>> BEGIN
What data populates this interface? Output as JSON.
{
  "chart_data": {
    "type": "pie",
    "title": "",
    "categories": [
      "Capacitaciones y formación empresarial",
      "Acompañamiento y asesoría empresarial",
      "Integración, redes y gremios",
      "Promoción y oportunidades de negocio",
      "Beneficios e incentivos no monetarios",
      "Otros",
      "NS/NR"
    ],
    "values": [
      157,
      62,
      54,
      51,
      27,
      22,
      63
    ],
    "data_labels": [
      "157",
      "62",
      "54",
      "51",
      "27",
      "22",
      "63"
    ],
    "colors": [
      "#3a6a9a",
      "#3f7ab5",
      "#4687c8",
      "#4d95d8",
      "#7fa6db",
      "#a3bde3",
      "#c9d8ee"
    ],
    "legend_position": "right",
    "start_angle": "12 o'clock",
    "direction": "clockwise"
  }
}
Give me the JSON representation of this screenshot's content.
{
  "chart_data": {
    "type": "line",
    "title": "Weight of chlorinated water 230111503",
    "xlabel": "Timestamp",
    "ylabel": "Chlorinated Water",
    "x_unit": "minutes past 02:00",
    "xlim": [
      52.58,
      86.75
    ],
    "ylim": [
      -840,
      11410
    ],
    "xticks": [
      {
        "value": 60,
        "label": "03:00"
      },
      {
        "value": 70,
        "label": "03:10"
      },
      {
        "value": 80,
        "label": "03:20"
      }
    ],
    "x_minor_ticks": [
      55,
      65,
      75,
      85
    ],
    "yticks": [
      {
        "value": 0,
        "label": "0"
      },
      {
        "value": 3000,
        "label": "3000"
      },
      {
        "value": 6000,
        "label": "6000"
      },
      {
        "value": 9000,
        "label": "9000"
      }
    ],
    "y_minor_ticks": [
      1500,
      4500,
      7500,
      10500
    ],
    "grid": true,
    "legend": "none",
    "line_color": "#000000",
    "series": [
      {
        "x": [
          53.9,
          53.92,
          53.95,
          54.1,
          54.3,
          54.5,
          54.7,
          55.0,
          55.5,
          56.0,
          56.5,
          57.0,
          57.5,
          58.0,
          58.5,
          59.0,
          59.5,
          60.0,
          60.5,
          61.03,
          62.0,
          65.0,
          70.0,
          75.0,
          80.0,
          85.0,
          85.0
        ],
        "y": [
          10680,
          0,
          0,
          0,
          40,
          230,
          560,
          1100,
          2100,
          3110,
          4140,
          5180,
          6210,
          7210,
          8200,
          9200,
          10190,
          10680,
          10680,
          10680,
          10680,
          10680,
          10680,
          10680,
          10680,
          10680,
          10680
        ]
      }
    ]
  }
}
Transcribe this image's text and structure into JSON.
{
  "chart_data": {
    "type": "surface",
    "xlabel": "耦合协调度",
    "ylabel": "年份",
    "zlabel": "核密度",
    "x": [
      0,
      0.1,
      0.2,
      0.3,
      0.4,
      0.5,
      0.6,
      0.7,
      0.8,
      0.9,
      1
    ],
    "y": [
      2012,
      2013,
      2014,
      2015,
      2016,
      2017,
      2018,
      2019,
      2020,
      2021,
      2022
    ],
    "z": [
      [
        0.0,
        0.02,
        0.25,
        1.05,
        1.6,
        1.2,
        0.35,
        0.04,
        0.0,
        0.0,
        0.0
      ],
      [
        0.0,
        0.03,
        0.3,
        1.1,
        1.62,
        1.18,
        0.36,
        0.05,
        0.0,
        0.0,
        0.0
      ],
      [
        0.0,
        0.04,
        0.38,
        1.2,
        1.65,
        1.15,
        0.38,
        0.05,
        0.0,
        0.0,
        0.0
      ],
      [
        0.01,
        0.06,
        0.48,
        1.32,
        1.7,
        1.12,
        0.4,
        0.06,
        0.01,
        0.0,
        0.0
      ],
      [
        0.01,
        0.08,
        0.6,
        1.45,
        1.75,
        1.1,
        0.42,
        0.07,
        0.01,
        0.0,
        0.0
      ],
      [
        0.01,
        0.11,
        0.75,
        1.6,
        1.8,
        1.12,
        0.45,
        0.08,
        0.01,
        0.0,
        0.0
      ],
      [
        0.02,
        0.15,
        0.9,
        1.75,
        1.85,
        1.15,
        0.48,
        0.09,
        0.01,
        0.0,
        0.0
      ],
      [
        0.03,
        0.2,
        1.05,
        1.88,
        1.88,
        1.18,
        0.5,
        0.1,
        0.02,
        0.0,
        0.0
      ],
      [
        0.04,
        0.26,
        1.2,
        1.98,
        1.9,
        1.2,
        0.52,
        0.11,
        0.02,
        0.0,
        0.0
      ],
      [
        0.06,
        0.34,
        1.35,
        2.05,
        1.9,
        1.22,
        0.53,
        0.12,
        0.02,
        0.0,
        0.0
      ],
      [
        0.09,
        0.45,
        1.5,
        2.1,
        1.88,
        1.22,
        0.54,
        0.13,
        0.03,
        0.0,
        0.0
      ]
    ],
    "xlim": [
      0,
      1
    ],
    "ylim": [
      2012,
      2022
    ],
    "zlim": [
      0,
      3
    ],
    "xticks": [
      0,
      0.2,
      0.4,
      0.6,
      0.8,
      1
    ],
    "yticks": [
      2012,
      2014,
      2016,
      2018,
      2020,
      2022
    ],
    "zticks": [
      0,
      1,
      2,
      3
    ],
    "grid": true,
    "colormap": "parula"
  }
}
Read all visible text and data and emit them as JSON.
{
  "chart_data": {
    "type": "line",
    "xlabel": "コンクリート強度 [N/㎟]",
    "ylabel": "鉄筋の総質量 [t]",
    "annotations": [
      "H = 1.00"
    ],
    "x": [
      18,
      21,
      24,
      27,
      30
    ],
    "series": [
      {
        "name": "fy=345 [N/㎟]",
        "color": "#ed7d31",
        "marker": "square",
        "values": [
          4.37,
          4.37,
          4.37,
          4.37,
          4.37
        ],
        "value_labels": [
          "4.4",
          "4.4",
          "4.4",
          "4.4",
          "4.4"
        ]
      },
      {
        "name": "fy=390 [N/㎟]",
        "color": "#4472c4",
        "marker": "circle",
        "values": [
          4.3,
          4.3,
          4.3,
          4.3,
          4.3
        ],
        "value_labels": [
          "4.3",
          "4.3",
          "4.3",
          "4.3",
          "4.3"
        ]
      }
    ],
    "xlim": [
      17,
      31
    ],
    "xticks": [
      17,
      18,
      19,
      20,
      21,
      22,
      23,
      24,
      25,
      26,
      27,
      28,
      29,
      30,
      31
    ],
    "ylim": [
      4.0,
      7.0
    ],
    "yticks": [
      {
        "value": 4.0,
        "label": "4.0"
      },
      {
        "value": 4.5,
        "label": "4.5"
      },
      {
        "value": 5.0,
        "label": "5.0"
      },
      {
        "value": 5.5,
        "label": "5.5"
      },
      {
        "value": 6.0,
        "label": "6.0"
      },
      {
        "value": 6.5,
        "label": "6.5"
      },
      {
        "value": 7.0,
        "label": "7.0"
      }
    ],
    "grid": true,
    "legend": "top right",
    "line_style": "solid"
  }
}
>> END
● Objective:
Above are several records. Count the lines among them that contain "right" and give only the total.

● Complete answer:
2